## Start

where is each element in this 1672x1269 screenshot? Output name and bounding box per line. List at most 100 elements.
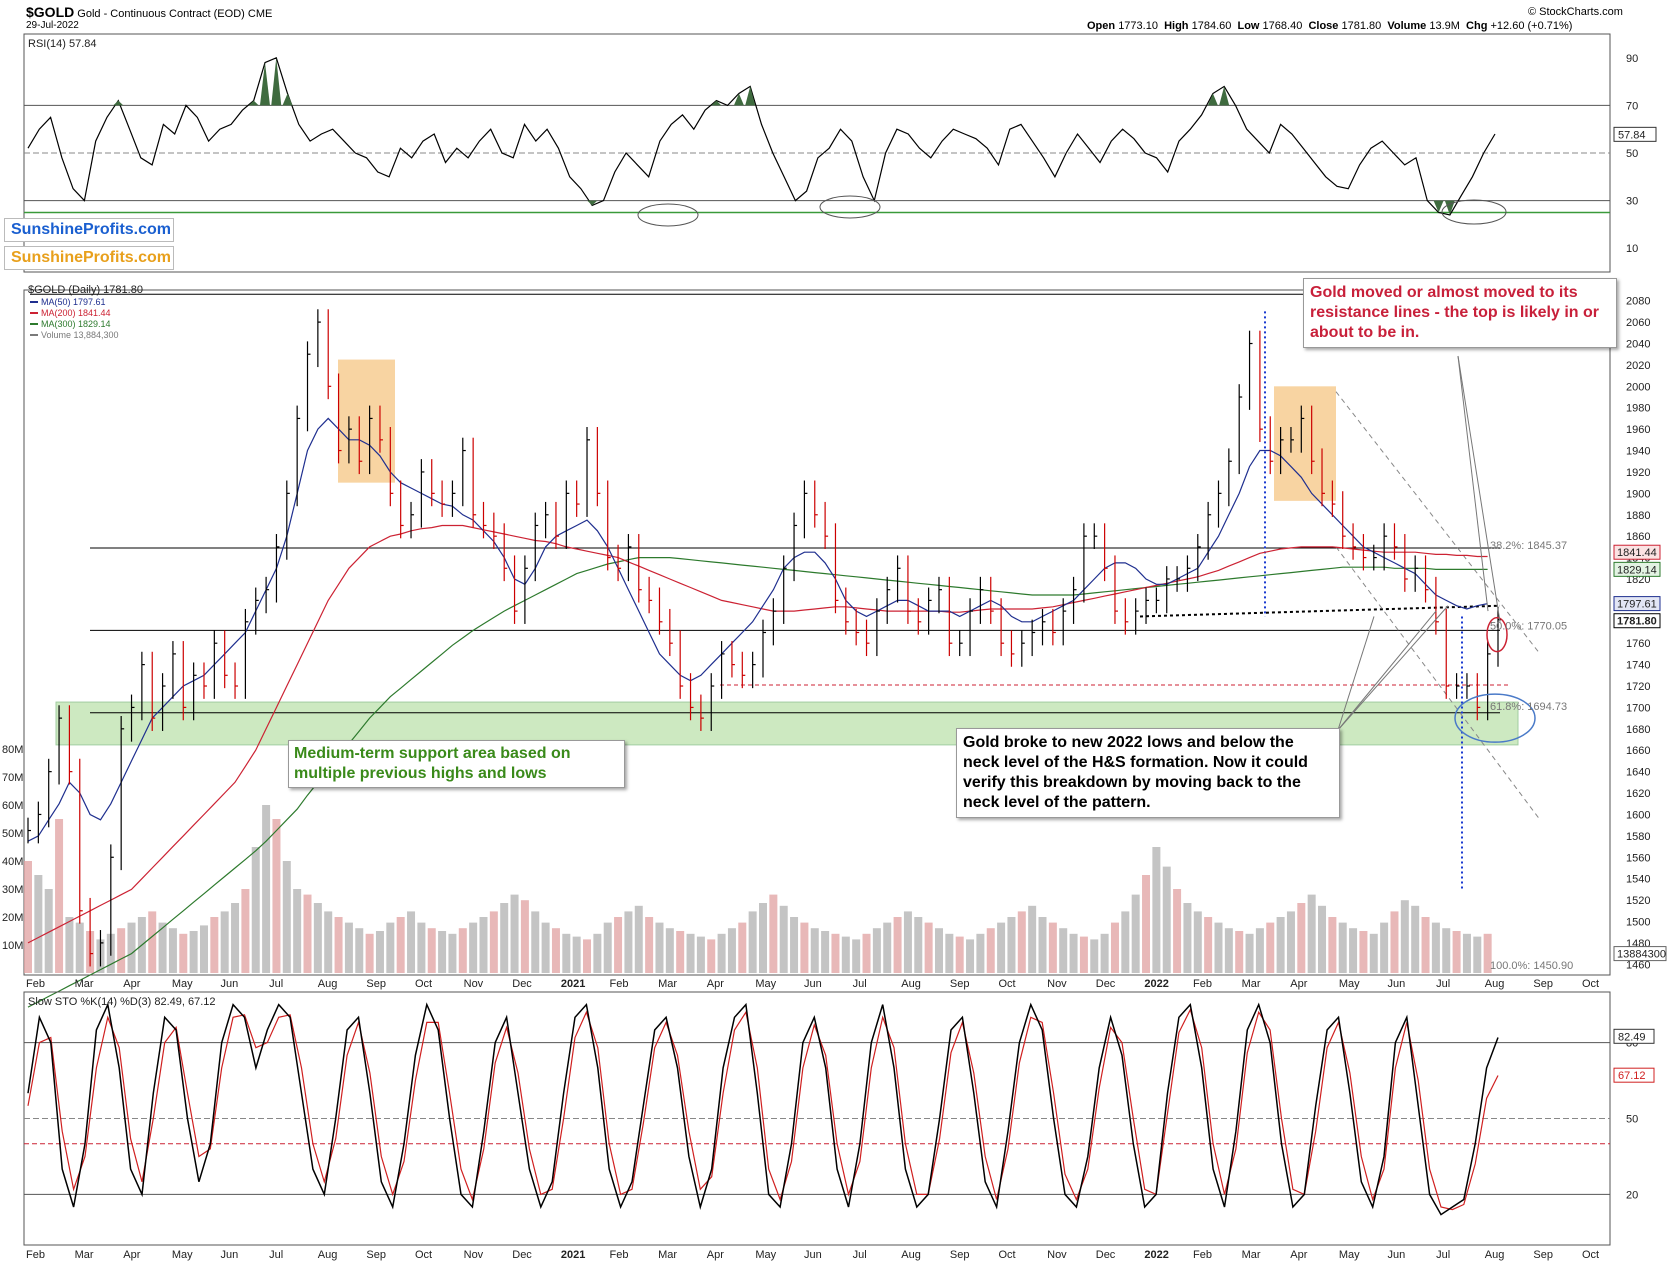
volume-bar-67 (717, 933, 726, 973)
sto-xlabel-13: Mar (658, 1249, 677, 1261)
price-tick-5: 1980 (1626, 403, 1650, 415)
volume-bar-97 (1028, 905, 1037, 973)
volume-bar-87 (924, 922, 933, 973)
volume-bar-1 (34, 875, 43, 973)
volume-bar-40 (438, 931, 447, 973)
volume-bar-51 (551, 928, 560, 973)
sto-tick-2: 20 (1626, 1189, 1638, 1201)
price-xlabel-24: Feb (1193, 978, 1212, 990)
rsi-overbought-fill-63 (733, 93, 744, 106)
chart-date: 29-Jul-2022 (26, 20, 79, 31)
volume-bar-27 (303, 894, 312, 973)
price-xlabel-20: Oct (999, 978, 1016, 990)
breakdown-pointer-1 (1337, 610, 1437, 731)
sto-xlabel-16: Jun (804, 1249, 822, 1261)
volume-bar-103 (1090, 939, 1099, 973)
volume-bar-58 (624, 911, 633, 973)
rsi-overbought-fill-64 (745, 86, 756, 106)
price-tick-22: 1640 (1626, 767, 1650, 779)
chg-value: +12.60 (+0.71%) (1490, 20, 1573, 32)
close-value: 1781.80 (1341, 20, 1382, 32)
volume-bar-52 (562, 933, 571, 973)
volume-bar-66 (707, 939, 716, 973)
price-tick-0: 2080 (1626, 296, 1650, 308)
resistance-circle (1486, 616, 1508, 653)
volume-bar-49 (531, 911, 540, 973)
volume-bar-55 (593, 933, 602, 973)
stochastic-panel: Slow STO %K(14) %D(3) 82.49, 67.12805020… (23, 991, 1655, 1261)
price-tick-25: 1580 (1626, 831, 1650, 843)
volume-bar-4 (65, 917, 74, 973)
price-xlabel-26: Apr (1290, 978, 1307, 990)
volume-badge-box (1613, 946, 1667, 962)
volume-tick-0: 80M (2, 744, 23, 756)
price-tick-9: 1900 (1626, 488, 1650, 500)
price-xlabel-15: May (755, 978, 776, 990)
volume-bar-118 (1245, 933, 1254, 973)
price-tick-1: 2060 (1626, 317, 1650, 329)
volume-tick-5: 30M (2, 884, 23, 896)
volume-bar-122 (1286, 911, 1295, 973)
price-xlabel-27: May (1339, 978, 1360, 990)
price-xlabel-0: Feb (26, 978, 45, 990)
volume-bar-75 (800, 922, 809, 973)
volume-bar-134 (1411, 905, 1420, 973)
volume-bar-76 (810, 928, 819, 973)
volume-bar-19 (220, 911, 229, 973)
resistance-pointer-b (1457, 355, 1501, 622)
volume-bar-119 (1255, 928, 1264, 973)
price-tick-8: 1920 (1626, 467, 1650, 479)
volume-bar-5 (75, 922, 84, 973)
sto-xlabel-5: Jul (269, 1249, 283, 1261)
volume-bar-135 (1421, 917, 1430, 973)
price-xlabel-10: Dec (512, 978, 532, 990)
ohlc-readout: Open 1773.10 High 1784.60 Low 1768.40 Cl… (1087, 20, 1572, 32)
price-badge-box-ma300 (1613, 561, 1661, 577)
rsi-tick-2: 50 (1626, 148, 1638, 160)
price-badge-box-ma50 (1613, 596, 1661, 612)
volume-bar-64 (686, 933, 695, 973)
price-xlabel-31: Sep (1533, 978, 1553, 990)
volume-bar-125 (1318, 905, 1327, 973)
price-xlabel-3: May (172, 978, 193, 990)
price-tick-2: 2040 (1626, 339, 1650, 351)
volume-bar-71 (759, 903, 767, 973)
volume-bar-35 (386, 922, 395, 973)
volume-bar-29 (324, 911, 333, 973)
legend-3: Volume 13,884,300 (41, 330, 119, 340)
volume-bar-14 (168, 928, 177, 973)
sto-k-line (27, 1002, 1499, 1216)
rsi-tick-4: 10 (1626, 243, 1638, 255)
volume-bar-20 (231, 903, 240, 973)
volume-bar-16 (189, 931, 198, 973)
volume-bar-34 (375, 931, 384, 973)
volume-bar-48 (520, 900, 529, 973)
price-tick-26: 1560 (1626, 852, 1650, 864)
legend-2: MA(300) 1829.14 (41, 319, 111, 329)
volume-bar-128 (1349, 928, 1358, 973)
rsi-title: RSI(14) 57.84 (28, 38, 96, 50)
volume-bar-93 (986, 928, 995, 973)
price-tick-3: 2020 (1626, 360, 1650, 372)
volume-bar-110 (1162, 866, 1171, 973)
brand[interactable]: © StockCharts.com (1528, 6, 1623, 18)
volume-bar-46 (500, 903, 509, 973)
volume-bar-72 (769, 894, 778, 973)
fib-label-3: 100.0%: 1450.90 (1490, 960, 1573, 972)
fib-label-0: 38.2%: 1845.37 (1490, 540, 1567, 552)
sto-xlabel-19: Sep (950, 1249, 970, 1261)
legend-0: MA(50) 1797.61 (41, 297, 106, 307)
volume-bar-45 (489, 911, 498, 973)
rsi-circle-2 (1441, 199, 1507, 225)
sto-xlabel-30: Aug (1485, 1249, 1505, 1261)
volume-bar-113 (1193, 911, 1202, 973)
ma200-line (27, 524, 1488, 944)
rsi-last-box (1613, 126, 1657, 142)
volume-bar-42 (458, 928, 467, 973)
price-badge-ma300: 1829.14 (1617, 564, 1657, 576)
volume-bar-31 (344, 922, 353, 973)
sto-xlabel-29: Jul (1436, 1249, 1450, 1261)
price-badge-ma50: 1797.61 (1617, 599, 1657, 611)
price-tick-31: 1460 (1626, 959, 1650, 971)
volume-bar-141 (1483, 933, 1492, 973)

## End

» **SET PROBLEM**: Can you retype every one of the lines above word for word, leaving out the picture?

» **THE RESPONSE**:
where is each element in this 1672x1269 screenshot? Output name and bounding box per line. List at most 100 elements.
volume-bar-67 (717, 933, 726, 973)
sto-xlabel-13: Mar (658, 1249, 677, 1261)
price-tick-5: 1980 (1626, 403, 1650, 415)
volume-bar-97 (1028, 905, 1037, 973)
volume-bar-87 (924, 922, 933, 973)
volume-bar-1 (34, 875, 43, 973)
volume-bar-40 (438, 931, 447, 973)
volume-bar-51 (551, 928, 560, 973)
sto-tick-2: 20 (1626, 1189, 1638, 1201)
price-xlabel-24: Feb (1193, 978, 1212, 990)
rsi-overbought-fill-63 (733, 93, 744, 106)
chart-date: 29-Jul-2022 (26, 20, 79, 31)
volume-bar-27 (303, 894, 312, 973)
price-xlabel-20: Oct (999, 978, 1016, 990)
breakdown-pointer-1 (1337, 610, 1437, 731)
sto-xlabel-16: Jun (804, 1249, 822, 1261)
volume-bar-103 (1090, 939, 1099, 973)
volume-bar-58 (624, 911, 633, 973)
rsi-overbought-fill-64 (745, 86, 756, 106)
price-tick-22: 1640 (1626, 767, 1650, 779)
chg-value: +12.60 (+0.71%) (1490, 20, 1573, 32)
close-value: 1781.80 (1341, 20, 1382, 32)
volume-bar-52 (562, 933, 571, 973)
volume-bar-66 (707, 939, 716, 973)
price-tick-0: 2080 (1626, 296, 1650, 308)
resistance-circle (1486, 616, 1508, 653)
volume-bar-49 (531, 911, 540, 973)
volume-bar-55 (593, 933, 602, 973)
stochastic-panel: Slow STO %K(14) %D(3) 82.49, 67.12805020… (23, 991, 1655, 1261)
price-tick-25: 1580 (1626, 831, 1650, 843)
volume-bar-4 (65, 917, 74, 973)
price-xlabel-26: Apr (1290, 978, 1307, 990)
volume-badge-box (1613, 946, 1667, 962)
volume-tick-0: 80M (2, 744, 23, 756)
price-tick-9: 1900 (1626, 488, 1650, 500)
price-xlabel-15: May (755, 978, 776, 990)
volume-bar-118 (1245, 933, 1254, 973)
price-tick-1: 2060 (1626, 317, 1650, 329)
volume-tick-5: 30M (2, 884, 23, 896)
volume-bar-122 (1286, 911, 1295, 973)
price-xlabel-27: May (1339, 978, 1360, 990)
price-xlabel-0: Feb (26, 978, 45, 990)
volume-bar-75 (800, 922, 809, 973)
volume-bar-134 (1411, 905, 1420, 973)
volume-bar-76 (810, 928, 819, 973)
volume-bar-19 (220, 911, 229, 973)
resistance-pointer-b (1457, 355, 1501, 622)
volume-bar-119 (1255, 928, 1264, 973)
price-tick-8: 1920 (1626, 467, 1650, 479)
volume-bar-5 (75, 922, 84, 973)
sto-xlabel-5: Jul (269, 1249, 283, 1261)
volume-bar-135 (1421, 917, 1430, 973)
price-xlabel-10: Dec (512, 978, 532, 990)
ohlc-readout: Open 1773.10 High 1784.60 Low 1768.40 Cl… (1087, 20, 1572, 32)
price-badge-box-ma300 (1613, 561, 1661, 577)
rsi-tick-2: 50 (1626, 148, 1638, 160)
price-badge-box-ma50 (1613, 596, 1661, 612)
volume-bar-64 (686, 933, 695, 973)
price-xlabel-31: Sep (1533, 978, 1553, 990)
volume-bar-125 (1318, 905, 1327, 973)
price-xlabel-3: May (172, 978, 193, 990)
price-tick-2: 2040 (1626, 339, 1650, 351)
volume-bar-71 (759, 903, 767, 973)
volume-bar-35 (386, 922, 395, 973)
volume-bar-29 (324, 911, 333, 973)
legend-3: Volume 13,884,300 (41, 330, 119, 340)
volume-bar-14 (168, 928, 177, 973)
sto-k-line (27, 1002, 1499, 1216)
rsi-tick-4: 10 (1626, 243, 1638, 255)
volume-bar-20 (231, 903, 240, 973)
volume-bar-16 (189, 931, 198, 973)
volume-bar-34 (375, 931, 384, 973)
volume-bar-48 (520, 900, 529, 973)
price-tick-26: 1560 (1626, 852, 1650, 864)
legend-2: MA(300) 1829.14 (41, 319, 111, 329)
volume-bar-128 (1349, 928, 1358, 973)
rsi-title: RSI(14) 57.84 (28, 38, 96, 50)
volume-bar-93 (986, 928, 995, 973)
price-tick-3: 2020 (1626, 360, 1650, 372)
volume-bar-110 (1162, 866, 1171, 973)
brand[interactable]: © StockCharts.com (1528, 6, 1623, 18)
volume-bar-46 (500, 903, 509, 973)
volume-bar-72 (769, 894, 778, 973)
fib-label-3: 100.0%: 1450.90 (1490, 960, 1573, 972)
fib-label-0: 38.2%: 1845.37 (1490, 540, 1567, 552)
sto-xlabel-19: Sep (950, 1249, 970, 1261)
legend-0: MA(50) 1797.61 (41, 297, 106, 307)
volume-bar-45 (489, 911, 498, 973)
rsi-circle-2 (1441, 199, 1507, 225)
sto-xlabel-30: Aug (1485, 1249, 1505, 1261)
volume-bar-113 (1193, 911, 1202, 973)
ma200-line (27, 524, 1488, 944)
rsi-last-box (1613, 126, 1657, 142)
volume-bar-42 (458, 928, 467, 973)
price-badge-ma300: 1829.14 (1617, 564, 1657, 576)
volume-bar-31 (344, 922, 353, 973)
sto-xlabel-29: Jul (1436, 1249, 1450, 1261)
price-badge-ma50: 1797.61 (1617, 599, 1657, 611)
price-tick-31: 1460 (1626, 959, 1650, 971)
volume-bar-141 (1483, 933, 1492, 973)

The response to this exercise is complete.